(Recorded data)
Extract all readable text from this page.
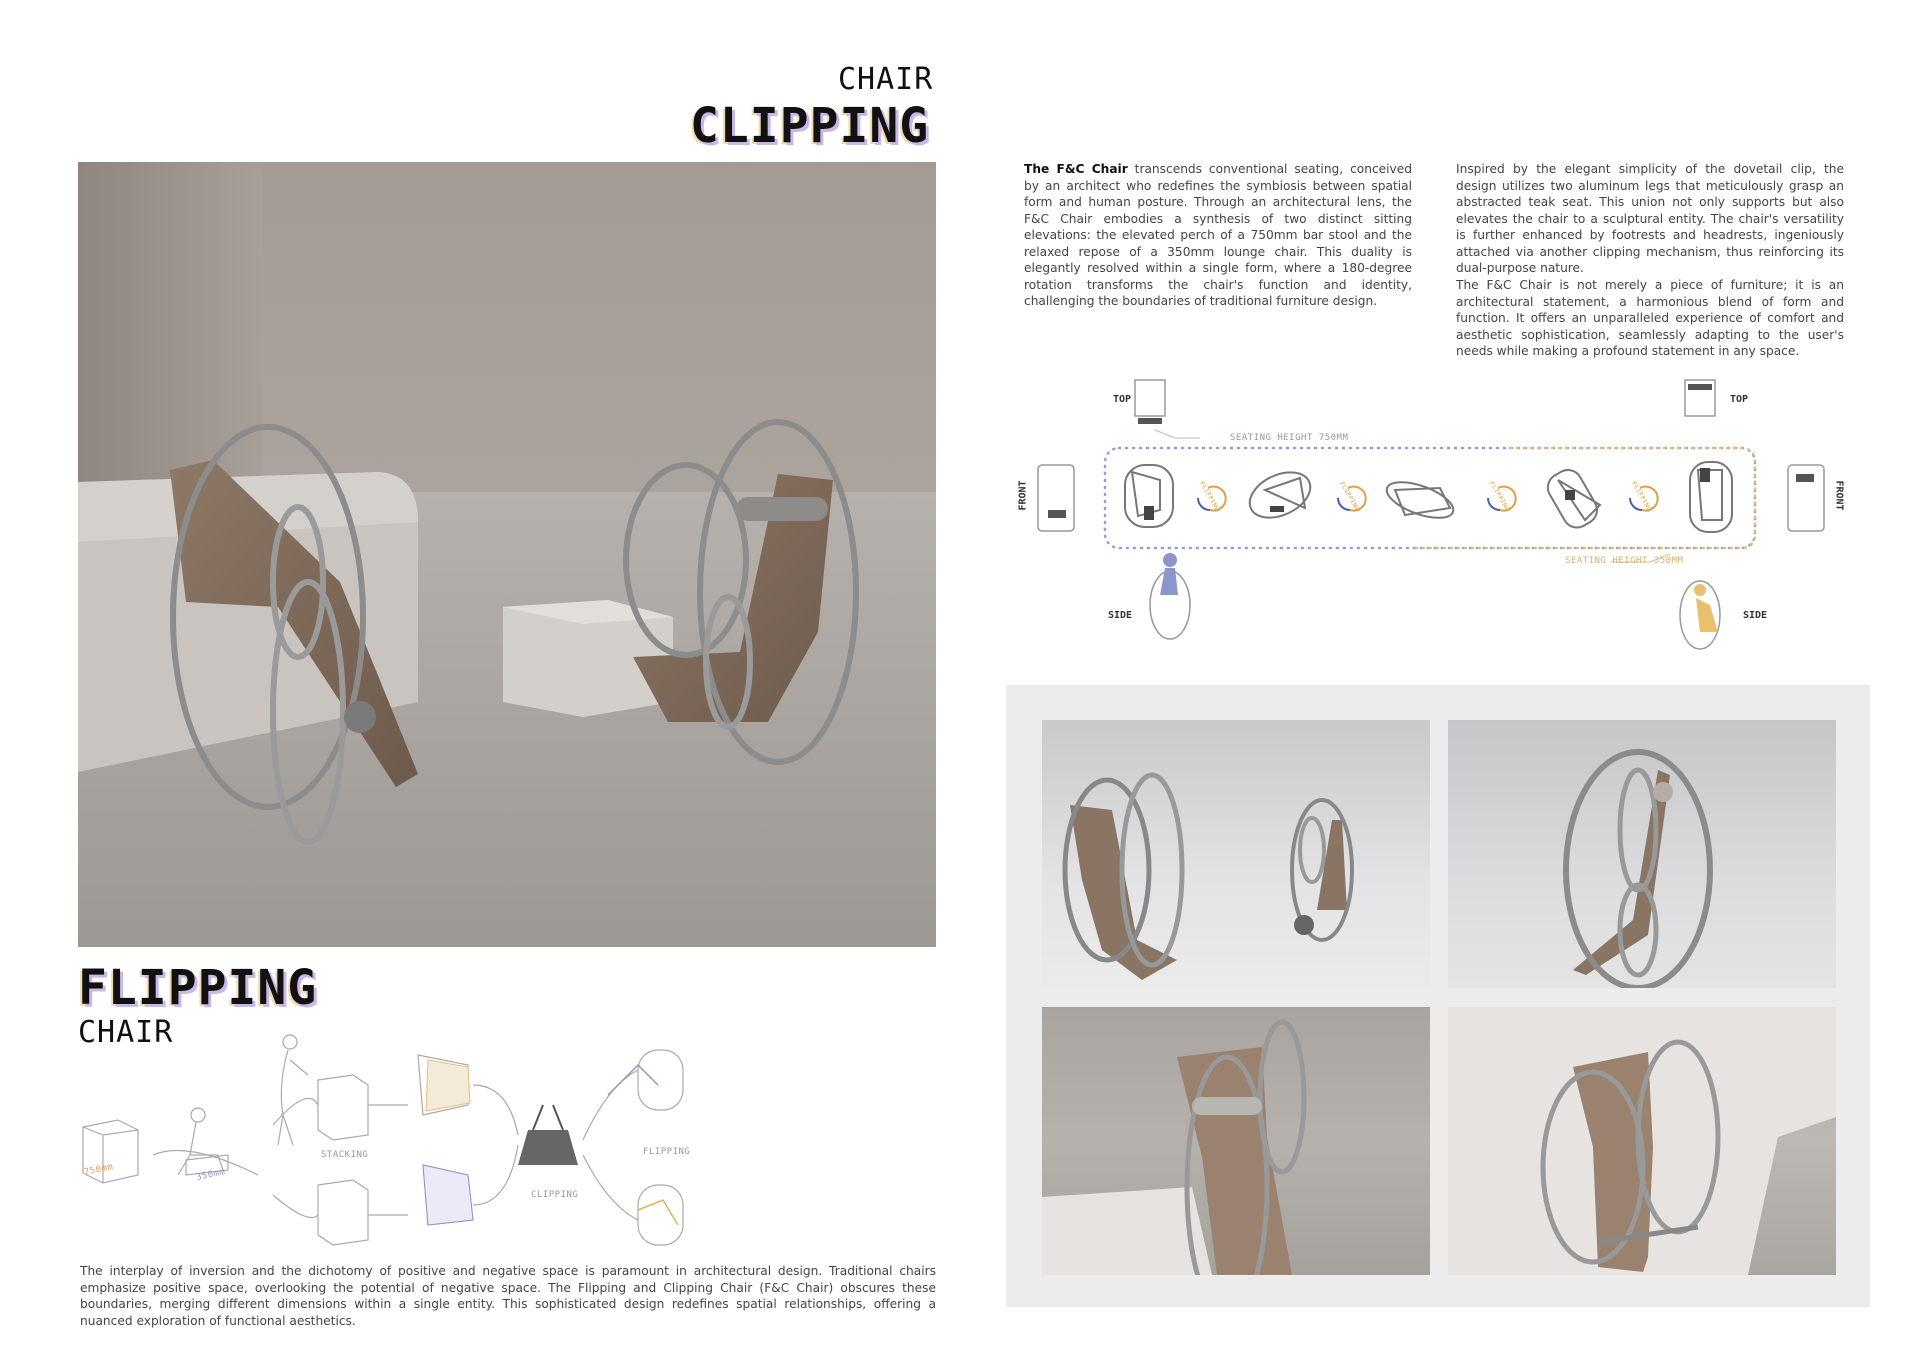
CHAIR
CLIPPING
FLIPPING
CHAIR
The F&C Chair transcends conventional seating, conceived by an architect who redefines the symbiosis between spatial form and human posture. Through an architectural lens, the F&C Chair embodies a synthesis of two distinct sitting elevations: the elevated perch of a 750mm bar stool and the relaxed repose of a 350mm lounge chair. This duality is elegantly resolved within a single form, where a 180-degree rotation transforms the chair's function and identity, challenging the boundaries of traditional furniture design.
Inspired by the elegant simplicity of the dovetail clip, the design utilizes two aluminum legs that meticulously grasp an abstracted teak seat. This union not only supports but also elevates the chair to a sculptural entity. The chair's versatility is further enhanced by footrests and headrests, ingeniously attached via another clipping mechanism, thus reinforcing its dual-purpose nature.
The F&C Chair is not merely a piece of furniture; it is an architectural statement, a harmonious blend of form and function. It offers an unparalleled experience of comfort and aesthetic sophistication, seamlessly adapting to the user's needs while making a profound statement in any space.
TOP	TOP
FRONT	FRONT
SIDE	SIDE
SEATING HEIGHT 750MM
SEATING HEIGHT 350MM
FLIPPING	FLIPPING	FLIPPING	FLIPPING
750mm	350mm
STACKING
CLIPPING
FLIPPING
The interplay of inversion and the dichotomy of positive and negative space is paramount in architectural design. Traditional chairs emphasize positive space, overlooking the potential of negative space. The Flipping and Clipping Chair (F&C Chair) obscures these boundaries, merging different dimensions within a single entity. This sophisticated design redefines spatial relationships, offering a nuanced exploration of functional aesthetics.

## What you need to do
Pictures are excluded; repeat every record exactly.

## The reply
Extract all readable text from this page.
CHAIR
CLIPPING
FLIPPING
CHAIR
The F&C Chair transcends conventional seating, conceived by an architect who redefines the symbiosis between spatial form and human posture. Through an architectural lens, the F&C Chair embodies a synthesis of two distinct sitting elevations: the elevated perch of a 750mm bar stool and the relaxed repose of a 350mm lounge chair. This duality is elegantly resolved within a single form, where a 180-degree rotation transforms the chair's function and identity, challenging the boundaries of traditional furniture design.
Inspired by the elegant simplicity of the dovetail clip, the design utilizes two aluminum legs that meticulously grasp an abstracted teak seat. This union not only supports but also elevates the chair to a sculptural entity. The chair's versatility is further enhanced by footrests and headrests, ingeniously attached via another clipping mechanism, thus reinforcing its dual-purpose nature.
The F&C Chair is not merely a piece of furniture; it is an architectural statement, a harmonious blend of form and function. It offers an unparalleled experience of comfort and aesthetic sophistication, seamlessly adapting to the user's needs while making a profound statement in any space.
TOP	TOP
FRONT	FRONT
SIDE	SIDE
SEATING HEIGHT 750MM
SEATING HEIGHT 350MM
FLIPPING	FLIPPING	FLIPPING	FLIPPING
750mm	350mm
STACKING
CLIPPING
FLIPPING
The interplay of inversion and the dichotomy of positive and negative space is paramount in architectural design. Traditional chairs emphasize positive space, overlooking the potential of negative space. The Flipping and Clipping Chair (F&C Chair) obscures these boundaries, merging different dimensions within a single entity. This sophisticated design redefines spatial relationships, offering a nuanced exploration of functional aesthetics.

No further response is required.